----- Data shown -----

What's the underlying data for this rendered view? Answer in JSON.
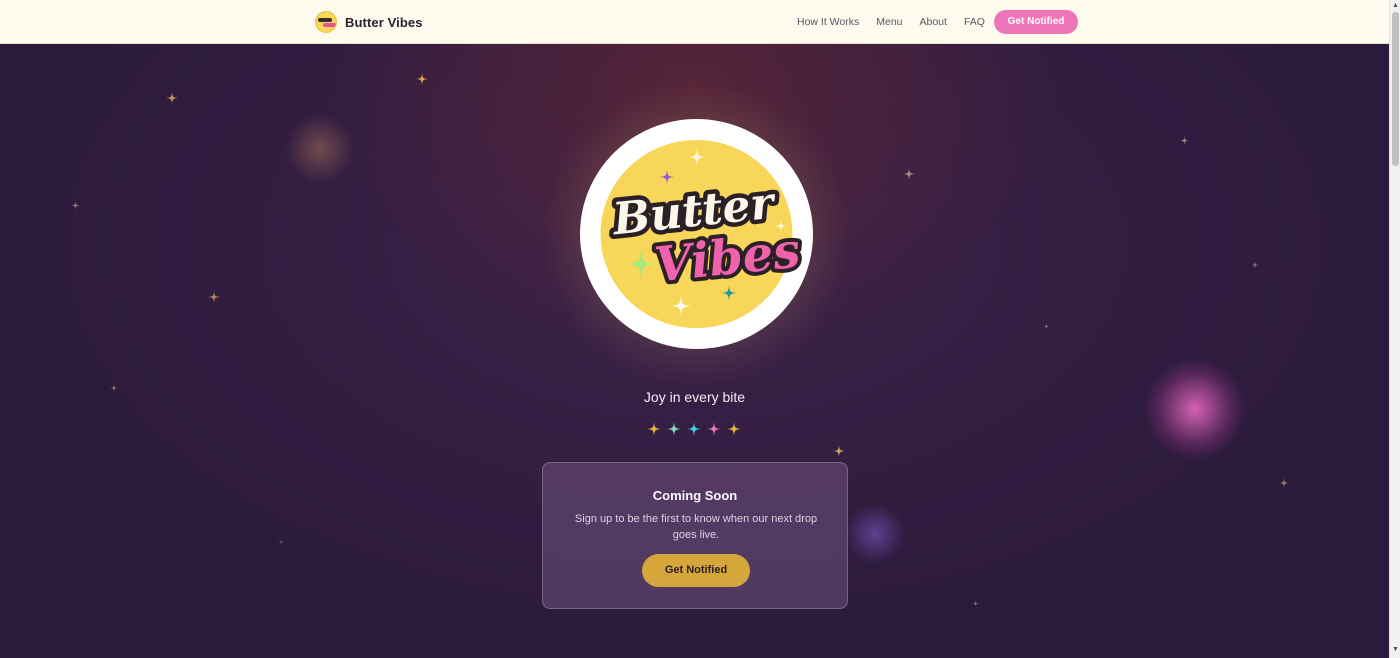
{
  "nav": {
    "brand": "Butter Vibes",
    "links": [
      "How It Works",
      "Menu",
      "About",
      "FAQ"
    ],
    "cta": "Get Notified"
  },
  "hero": {
    "logo": {
      "line1": "Butter",
      "line2": "Vibes"
    },
    "tagline": "Joy in every bite",
    "star_colors": [
      "#e5b53e",
      "#7ee0c2",
      "#3bd4e6",
      "#ee74b8",
      "#e5b53e"
    ]
  },
  "card": {
    "title": "Coming Soon",
    "text": "Sign up to be the first to know when our next drop goes live.",
    "button": "Get Notified"
  },
  "colors": {
    "nav_bg": "#fdfaee",
    "hero_bg": "#2c1a3e",
    "cta_pink": "#ee74b8",
    "gold": "#d5a63b",
    "logo_yellow": "#f7d65a"
  }
}
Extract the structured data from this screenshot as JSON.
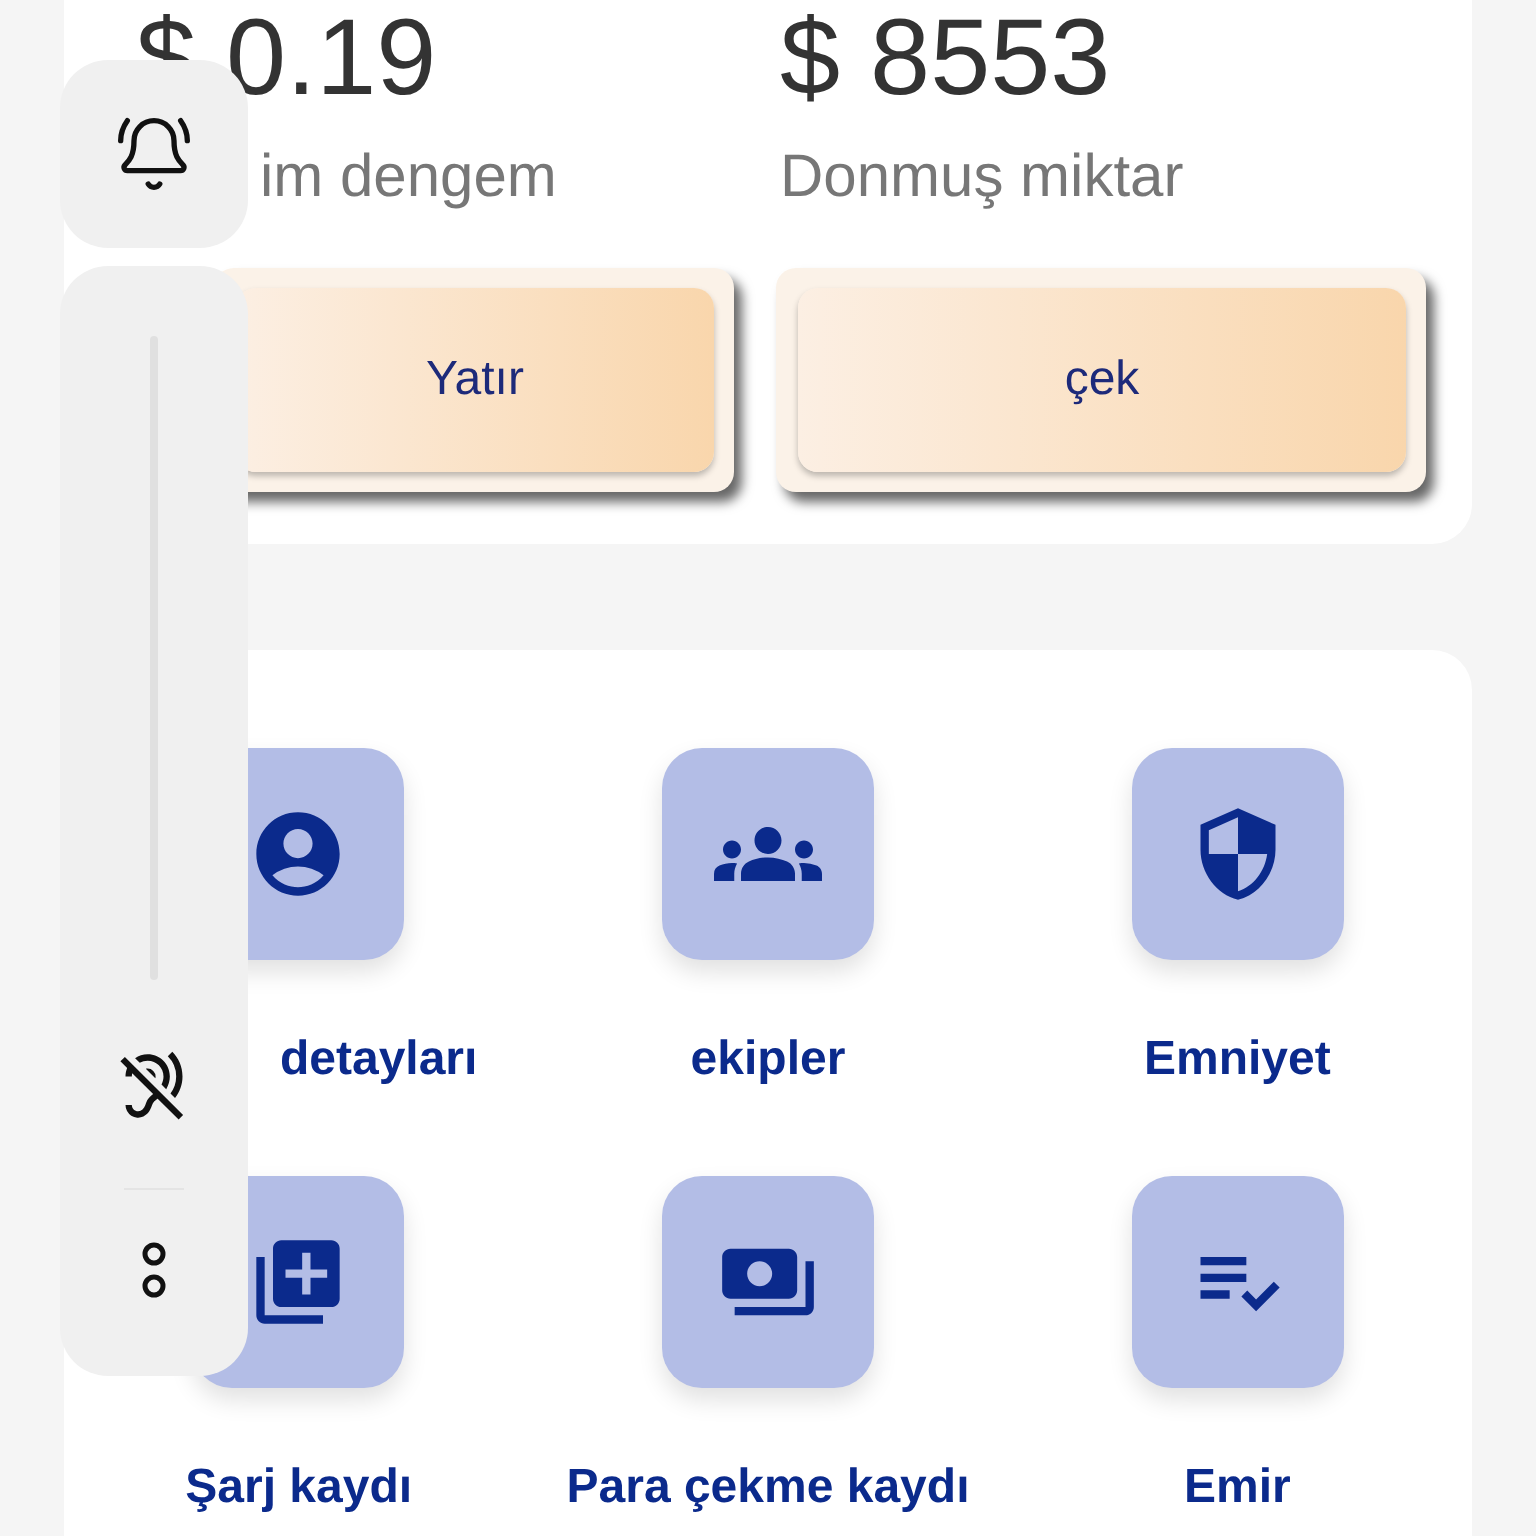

-----

Work instructions: Print all of the entries word for word. Omit the pictures they contain.

Exercise result:
What's the underlying data for this rendered view? Answer in JSON.
{
  "nav": {
    "brand": "Butter Vibes",
    "links": [
      "How It Works",
      "Menu",
      "About",
      "FAQ"
    ],
    "cta": "Get Notified"
  },
  "hero": {
    "logo": {
      "line1": "Butter",
      "line2": "Vibes"
    },
    "tagline": "Joy in every bite",
    "star_colors": [
      "#e5b53e",
      "#7ee0c2",
      "#3bd4e6",
      "#ee74b8",
      "#e5b53e"
    ]
  },
  "card": {
    "title": "Coming Soon",
    "text": "Sign up to be the first to know when our next drop goes live.",
    "button": "Get Notified"
  },
  "colors": {
    "nav_bg": "#fdfaee",
    "hero_bg": "#2c1a3e",
    "cta_pink": "#ee74b8",
    "gold": "#d5a63b",
    "logo_yellow": "#f7d65a"
  }
}
Extract the structured data from this screenshot as JSON.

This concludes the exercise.